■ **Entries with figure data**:
______________________________
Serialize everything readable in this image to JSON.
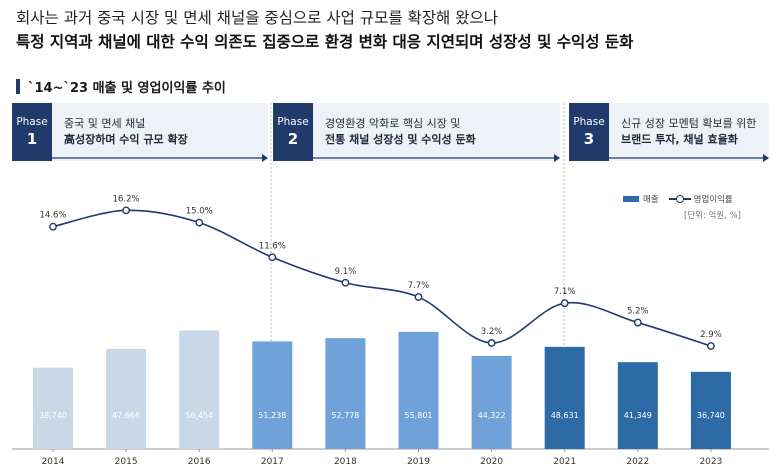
{
  "heading": {
    "line1": "회사는 과거 중국 시장 및 면세 채널을 중심으로 사업 규모를 확장해 왔으나",
    "line2": "특정 지역과 채널에 대한 수익 의존도 집중으로 환경 변화 대응 지연되며 성장성 및 수익성 둔화"
  },
  "section_title": "`14~`23 매출 및 영업이익률 추이",
  "phases": [
    {
      "label": "Phase",
      "number": "1",
      "line1": "중국 및 면세 채널",
      "line2": "高성장하며 수익 규모 확장"
    },
    {
      "label": "Phase",
      "number": "2",
      "line1": "경영환경 악화로 핵심 시장 및",
      "line2": "전통 채널 성장성 및 수익성 둔화"
    },
    {
      "label": "Phase",
      "number": "3",
      "line1": "신규 성장 모멘텀 확보를 위한",
      "line2": "브랜드 투자, 채널 효율화"
    }
  ],
  "legend": {
    "bar": "매출",
    "line": "영업이익률"
  },
  "unit": "[단위: 억원, %]",
  "colors": {
    "phase1_bar": "#c8d8e8",
    "phase2_bar": "#6fa2d8",
    "phase3_bar": "#2d6aa6",
    "line": "#1f3a6b",
    "accent": "#1f3a6b"
  },
  "chart_data": {
    "type": "bar",
    "categories": [
      "2014",
      "2015",
      "2016",
      "2017",
      "2018",
      "2019",
      "2020",
      "2021",
      "2022",
      "2023"
    ],
    "series": [
      {
        "name": "매출",
        "type": "bar",
        "values": [
          38740,
          47666,
          56454,
          51238,
          52778,
          55801,
          44322,
          48631,
          41349,
          36740
        ],
        "labels": [
          "38,740",
          "47,666",
          "56,454",
          "51,238",
          "52,778",
          "55,801",
          "44,322",
          "48,631",
          "41,349",
          "36,740"
        ]
      },
      {
        "name": "영업이익률",
        "type": "line",
        "values": [
          14.6,
          16.2,
          15.0,
          11.6,
          9.1,
          7.7,
          3.2,
          7.1,
          5.2,
          2.9
        ],
        "labels": [
          "14.6%",
          "16.2%",
          "15.0%",
          "11.6%",
          "9.1%",
          "7.7%",
          "3.2%",
          "7.1%",
          "5.2%",
          "2.9%"
        ]
      }
    ],
    "phase_of_year": [
      1,
      1,
      1,
      2,
      2,
      2,
      2,
      3,
      3,
      3
    ]
  }
}
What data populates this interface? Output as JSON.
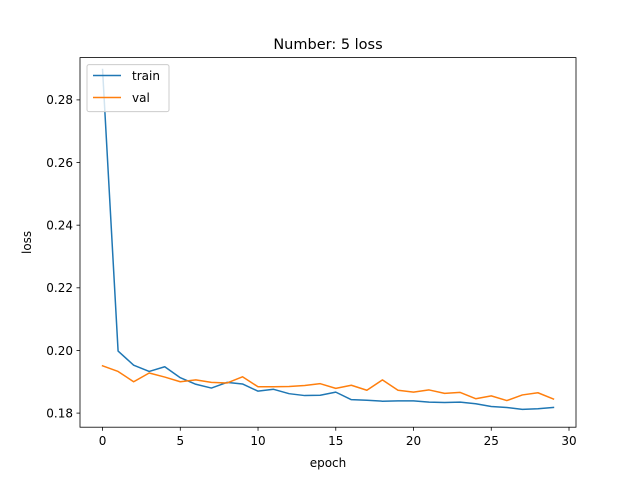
{
  "chart_data": {
    "type": "line",
    "title": "Number: 5 loss",
    "xlabel": "epoch",
    "ylabel": "loss",
    "xlim": [
      -1.45,
      30.45
    ],
    "ylim": [
      0.1755,
      0.2935
    ],
    "xticks": [
      0,
      5,
      10,
      15,
      20,
      25,
      30
    ],
    "yticks": [
      0.18,
      0.2,
      0.22,
      0.24,
      0.26,
      0.28
    ],
    "xtick_labels": [
      "0",
      "5",
      "10",
      "15",
      "20",
      "25",
      "30"
    ],
    "ytick_labels": [
      "0.18",
      "0.20",
      "0.22",
      "0.24",
      "0.26",
      "0.28"
    ],
    "grid": false,
    "legend_position": "top-left",
    "x": [
      0,
      1,
      2,
      3,
      4,
      5,
      6,
      7,
      8,
      9,
      10,
      11,
      12,
      13,
      14,
      15,
      16,
      17,
      18,
      19,
      20,
      21,
      22,
      23,
      24,
      25,
      26,
      27,
      28,
      29
    ],
    "series": [
      {
        "name": "train",
        "color": "#1f77b4",
        "values": [
          0.2897,
          0.1998,
          0.1953,
          0.1933,
          0.1948,
          0.1913,
          0.1892,
          0.188,
          0.1898,
          0.1893,
          0.187,
          0.1876,
          0.1862,
          0.1856,
          0.1857,
          0.1867,
          0.1843,
          0.1841,
          0.1838,
          0.1839,
          0.1839,
          0.1835,
          0.1834,
          0.1835,
          0.183,
          0.1821,
          0.1818,
          0.1812,
          0.1814,
          0.1818
        ]
      },
      {
        "name": "val",
        "color": "#ff7f0e",
        "values": [
          0.1951,
          0.1933,
          0.19,
          0.1928,
          0.1915,
          0.19,
          0.1906,
          0.1898,
          0.1896,
          0.1916,
          0.1884,
          0.1884,
          0.1885,
          0.1888,
          0.1894,
          0.1879,
          0.1889,
          0.1873,
          0.1906,
          0.1873,
          0.1867,
          0.1874,
          0.1863,
          0.1866,
          0.1846,
          0.1855,
          0.184,
          0.1858,
          0.1865,
          0.1845
        ]
      }
    ]
  }
}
______________________________
■ **TASK TO COMPLETE**:
Apart from the pictures, the entries above are to be repeated in full and exactly.

■ **REPLY TO THE EXERCISE**:
Serialize everything readable in this image to JSON.
{
  "heading": {
    "line1": "회사는 과거 중국 시장 및 면세 채널을 중심으로 사업 규모를 확장해 왔으나",
    "line2": "특정 지역과 채널에 대한 수익 의존도 집중으로 환경 변화 대응 지연되며 성장성 및 수익성 둔화"
  },
  "section_title": "`14~`23 매출 및 영업이익률 추이",
  "phases": [
    {
      "label": "Phase",
      "number": "1",
      "line1": "중국 및 면세 채널",
      "line2": "高성장하며 수익 규모 확장"
    },
    {
      "label": "Phase",
      "number": "2",
      "line1": "경영환경 악화로 핵심 시장 및",
      "line2": "전통 채널 성장성 및 수익성 둔화"
    },
    {
      "label": "Phase",
      "number": "3",
      "line1": "신규 성장 모멘텀 확보를 위한",
      "line2": "브랜드 투자, 채널 효율화"
    }
  ],
  "legend": {
    "bar": "매출",
    "line": "영업이익률"
  },
  "unit": "[단위: 억원, %]",
  "colors": {
    "phase1_bar": "#c8d8e8",
    "phase2_bar": "#6fa2d8",
    "phase3_bar": "#2d6aa6",
    "line": "#1f3a6b",
    "accent": "#1f3a6b"
  },
  "chart_data": {
    "type": "bar",
    "categories": [
      "2014",
      "2015",
      "2016",
      "2017",
      "2018",
      "2019",
      "2020",
      "2021",
      "2022",
      "2023"
    ],
    "series": [
      {
        "name": "매출",
        "type": "bar",
        "values": [
          38740,
          47666,
          56454,
          51238,
          52778,
          55801,
          44322,
          48631,
          41349,
          36740
        ],
        "labels": [
          "38,740",
          "47,666",
          "56,454",
          "51,238",
          "52,778",
          "55,801",
          "44,322",
          "48,631",
          "41,349",
          "36,740"
        ]
      },
      {
        "name": "영업이익률",
        "type": "line",
        "values": [
          14.6,
          16.2,
          15.0,
          11.6,
          9.1,
          7.7,
          3.2,
          7.1,
          5.2,
          2.9
        ],
        "labels": [
          "14.6%",
          "16.2%",
          "15.0%",
          "11.6%",
          "9.1%",
          "7.7%",
          "3.2%",
          "7.1%",
          "5.2%",
          "2.9%"
        ]
      }
    ],
    "phase_of_year": [
      1,
      1,
      1,
      2,
      2,
      2,
      2,
      3,
      3,
      3
    ]
  }
}
What data populates this interface? Output as JSON.
{
  "chart_data": {
    "type": "line",
    "title": "Number: 5 loss",
    "xlabel": "epoch",
    "ylabel": "loss",
    "xlim": [
      -1.45,
      30.45
    ],
    "ylim": [
      0.1755,
      0.2935
    ],
    "xticks": [
      0,
      5,
      10,
      15,
      20,
      25,
      30
    ],
    "yticks": [
      0.18,
      0.2,
      0.22,
      0.24,
      0.26,
      0.28
    ],
    "xtick_labels": [
      "0",
      "5",
      "10",
      "15",
      "20",
      "25",
      "30"
    ],
    "ytick_labels": [
      "0.18",
      "0.20",
      "0.22",
      "0.24",
      "0.26",
      "0.28"
    ],
    "grid": false,
    "legend_position": "top-left",
    "x": [
      0,
      1,
      2,
      3,
      4,
      5,
      6,
      7,
      8,
      9,
      10,
      11,
      12,
      13,
      14,
      15,
      16,
      17,
      18,
      19,
      20,
      21,
      22,
      23,
      24,
      25,
      26,
      27,
      28,
      29
    ],
    "series": [
      {
        "name": "train",
        "color": "#1f77b4",
        "values": [
          0.2897,
          0.1998,
          0.1953,
          0.1933,
          0.1948,
          0.1913,
          0.1892,
          0.188,
          0.1898,
          0.1893,
          0.187,
          0.1876,
          0.1862,
          0.1856,
          0.1857,
          0.1867,
          0.1843,
          0.1841,
          0.1838,
          0.1839,
          0.1839,
          0.1835,
          0.1834,
          0.1835,
          0.183,
          0.1821,
          0.1818,
          0.1812,
          0.1814,
          0.1818
        ]
      },
      {
        "name": "val",
        "color": "#ff7f0e",
        "values": [
          0.1951,
          0.1933,
          0.19,
          0.1928,
          0.1915,
          0.19,
          0.1906,
          0.1898,
          0.1896,
          0.1916,
          0.1884,
          0.1884,
          0.1885,
          0.1888,
          0.1894,
          0.1879,
          0.1889,
          0.1873,
          0.1906,
          0.1873,
          0.1867,
          0.1874,
          0.1863,
          0.1866,
          0.1846,
          0.1855,
          0.184,
          0.1858,
          0.1865,
          0.1845
        ]
      }
    ]
  }
}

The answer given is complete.